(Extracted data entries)
________________
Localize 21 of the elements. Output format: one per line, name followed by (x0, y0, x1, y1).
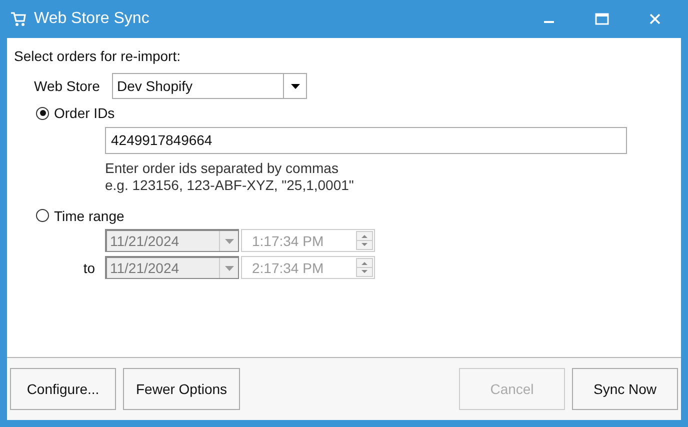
hint-text: Enter order ids separated by commas (105, 160, 340, 176)
close-icon[interactable] (649, 13, 661, 25)
web-store-label: Web Store (34, 78, 101, 94)
order-ids-field[interactable]: 4249917849664 (105, 126, 627, 154)
web-store-dropdown[interactable]: Dev Shopify (112, 73, 307, 99)
dialog-button[interactable]: Configure... (10, 368, 116, 410)
time-range-radio[interactable]: Time range (36, 208, 124, 224)
dialog-button[interactable]: Fewer Options (123, 368, 240, 410)
spinner-icon (356, 231, 373, 250)
to-label: to (83, 260, 95, 276)
order-ids-radio[interactable]: Order IDs (36, 105, 115, 121)
hint-text: e.g. 123156, 123-ABF-XYZ, "25,1,0001" (105, 176, 355, 194)
caret-icon (290, 84, 300, 88)
window-title: Web Store Sync (34, 10, 150, 28)
dialog-button[interactable]: Sync Now (572, 368, 678, 410)
caret-icon (224, 238, 234, 244)
maximize-icon[interactable] (595, 13, 609, 25)
caret-icon (224, 266, 234, 270)
spinner-icon (356, 258, 373, 277)
shopping-cart-icon (10, 12, 26, 26)
prompt-text: Select orders for re-import: (14, 48, 182, 66)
________________
Goal: Copy every line of the entries above exactly as they appear, leaving out the pictures.

Answer for the task:
Localize 21 of the elements. Output format: one per line, name followed by (x0, y0, x1, y1).
hint-text: Enter order ids separated by commas (105, 160, 340, 176)
close-icon[interactable] (649, 13, 661, 25)
web-store-label: Web Store (34, 78, 101, 94)
order-ids-field[interactable]: 4249917849664 (105, 126, 627, 154)
web-store-dropdown[interactable]: Dev Shopify (112, 73, 307, 99)
dialog-button[interactable]: Configure... (10, 368, 116, 410)
time-range-radio[interactable]: Time range (36, 208, 124, 224)
dialog-button[interactable]: Fewer Options (123, 368, 240, 410)
spinner-icon (356, 231, 373, 250)
to-label: to (83, 260, 95, 276)
order-ids-radio[interactable]: Order IDs (36, 105, 115, 121)
hint-text: e.g. 123156, 123-ABF-XYZ, "25,1,0001" (105, 176, 355, 194)
caret-icon (290, 84, 300, 88)
window-title: Web Store Sync (34, 10, 150, 28)
dialog-button[interactable]: Sync Now (572, 368, 678, 410)
caret-icon (224, 238, 234, 244)
maximize-icon[interactable] (595, 13, 609, 25)
caret-icon (224, 266, 234, 270)
spinner-icon (356, 258, 373, 277)
shopping-cart-icon (10, 12, 26, 26)
prompt-text: Select orders for re-import: (14, 48, 182, 66)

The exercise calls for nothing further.